Short problem: Count how many lines in this material contain "危险作业管理制度最新". The answer is that number alone.

Information shown:
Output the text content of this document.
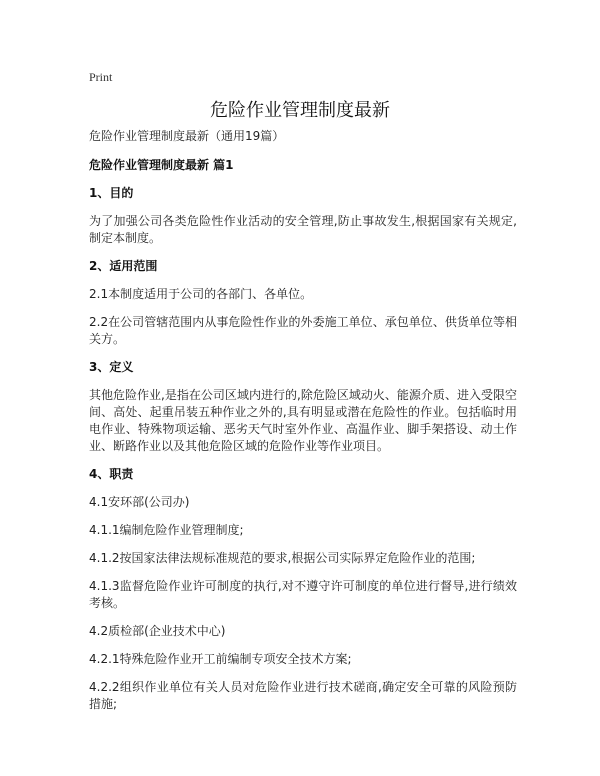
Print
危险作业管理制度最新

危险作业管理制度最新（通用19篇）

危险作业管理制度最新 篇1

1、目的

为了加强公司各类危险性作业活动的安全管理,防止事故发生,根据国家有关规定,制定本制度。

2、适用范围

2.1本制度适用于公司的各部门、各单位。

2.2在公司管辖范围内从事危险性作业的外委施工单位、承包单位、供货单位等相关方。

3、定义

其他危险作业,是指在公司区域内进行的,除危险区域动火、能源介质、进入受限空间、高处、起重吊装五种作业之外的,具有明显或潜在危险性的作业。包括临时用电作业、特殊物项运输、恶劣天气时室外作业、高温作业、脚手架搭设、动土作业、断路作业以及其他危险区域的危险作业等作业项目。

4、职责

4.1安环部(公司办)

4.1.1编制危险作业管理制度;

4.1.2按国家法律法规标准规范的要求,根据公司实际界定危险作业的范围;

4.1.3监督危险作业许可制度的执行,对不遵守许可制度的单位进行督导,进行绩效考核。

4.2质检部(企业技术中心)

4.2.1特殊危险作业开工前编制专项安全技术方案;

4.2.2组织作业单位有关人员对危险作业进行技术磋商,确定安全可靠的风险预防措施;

...

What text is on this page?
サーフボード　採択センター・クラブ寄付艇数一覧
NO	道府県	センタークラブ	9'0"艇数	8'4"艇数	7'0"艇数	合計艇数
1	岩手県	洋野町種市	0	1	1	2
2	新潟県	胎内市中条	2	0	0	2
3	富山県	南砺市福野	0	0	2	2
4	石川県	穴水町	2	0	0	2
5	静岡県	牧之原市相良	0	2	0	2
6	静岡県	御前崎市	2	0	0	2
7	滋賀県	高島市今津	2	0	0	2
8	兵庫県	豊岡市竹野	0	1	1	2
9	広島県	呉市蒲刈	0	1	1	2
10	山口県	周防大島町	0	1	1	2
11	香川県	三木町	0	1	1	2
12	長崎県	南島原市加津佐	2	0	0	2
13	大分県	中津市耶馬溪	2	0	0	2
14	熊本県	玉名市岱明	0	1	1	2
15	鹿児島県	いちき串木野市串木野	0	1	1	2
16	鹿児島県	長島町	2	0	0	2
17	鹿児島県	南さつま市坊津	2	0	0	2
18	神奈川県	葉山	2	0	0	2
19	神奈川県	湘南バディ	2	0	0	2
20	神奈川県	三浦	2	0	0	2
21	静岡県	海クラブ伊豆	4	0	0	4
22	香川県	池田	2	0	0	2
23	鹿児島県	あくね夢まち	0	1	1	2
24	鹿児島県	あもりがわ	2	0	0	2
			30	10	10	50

Expected answer: 3